Requirements
Pull out each line of the records holding the string "color".

Data provided
>> begin

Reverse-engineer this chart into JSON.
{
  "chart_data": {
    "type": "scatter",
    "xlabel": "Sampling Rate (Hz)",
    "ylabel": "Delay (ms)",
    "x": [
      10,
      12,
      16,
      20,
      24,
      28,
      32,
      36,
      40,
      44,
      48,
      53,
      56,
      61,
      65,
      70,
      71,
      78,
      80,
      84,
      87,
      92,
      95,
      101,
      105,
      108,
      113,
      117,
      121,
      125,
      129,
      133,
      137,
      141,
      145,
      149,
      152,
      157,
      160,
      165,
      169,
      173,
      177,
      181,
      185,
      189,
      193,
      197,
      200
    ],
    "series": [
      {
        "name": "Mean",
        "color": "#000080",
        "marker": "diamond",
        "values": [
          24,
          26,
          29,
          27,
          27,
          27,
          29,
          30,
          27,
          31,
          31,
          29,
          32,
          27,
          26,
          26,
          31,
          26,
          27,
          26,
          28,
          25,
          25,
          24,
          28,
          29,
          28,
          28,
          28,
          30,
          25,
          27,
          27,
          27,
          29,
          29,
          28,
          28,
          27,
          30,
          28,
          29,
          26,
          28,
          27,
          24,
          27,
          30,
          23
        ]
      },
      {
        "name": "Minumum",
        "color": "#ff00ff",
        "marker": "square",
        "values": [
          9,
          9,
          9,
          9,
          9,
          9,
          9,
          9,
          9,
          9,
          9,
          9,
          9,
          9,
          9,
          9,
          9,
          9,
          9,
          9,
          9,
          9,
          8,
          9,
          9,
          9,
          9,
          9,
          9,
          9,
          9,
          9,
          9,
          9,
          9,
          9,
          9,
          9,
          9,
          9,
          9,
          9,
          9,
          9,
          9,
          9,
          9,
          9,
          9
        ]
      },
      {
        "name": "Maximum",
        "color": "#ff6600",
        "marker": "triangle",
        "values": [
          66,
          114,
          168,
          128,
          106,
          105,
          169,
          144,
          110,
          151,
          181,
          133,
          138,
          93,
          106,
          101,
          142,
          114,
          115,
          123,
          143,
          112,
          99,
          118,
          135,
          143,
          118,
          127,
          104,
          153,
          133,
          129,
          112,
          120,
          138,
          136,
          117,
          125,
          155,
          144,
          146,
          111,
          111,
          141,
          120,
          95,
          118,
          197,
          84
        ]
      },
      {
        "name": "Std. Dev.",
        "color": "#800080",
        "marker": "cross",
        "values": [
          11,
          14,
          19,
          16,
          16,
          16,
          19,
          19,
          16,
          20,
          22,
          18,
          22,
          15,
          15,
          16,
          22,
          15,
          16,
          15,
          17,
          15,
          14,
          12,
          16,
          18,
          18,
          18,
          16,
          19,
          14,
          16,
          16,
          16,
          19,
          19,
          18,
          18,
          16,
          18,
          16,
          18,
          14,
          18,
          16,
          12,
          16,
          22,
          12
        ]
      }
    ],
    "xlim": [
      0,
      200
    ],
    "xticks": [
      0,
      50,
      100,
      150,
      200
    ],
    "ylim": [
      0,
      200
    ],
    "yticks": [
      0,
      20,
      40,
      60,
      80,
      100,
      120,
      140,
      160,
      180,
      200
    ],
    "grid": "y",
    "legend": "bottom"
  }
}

>> end

The completed task
        "color": "#000080",
        "color": "#ff00ff",
        "color": "#ff6600",
        "color": "#800080",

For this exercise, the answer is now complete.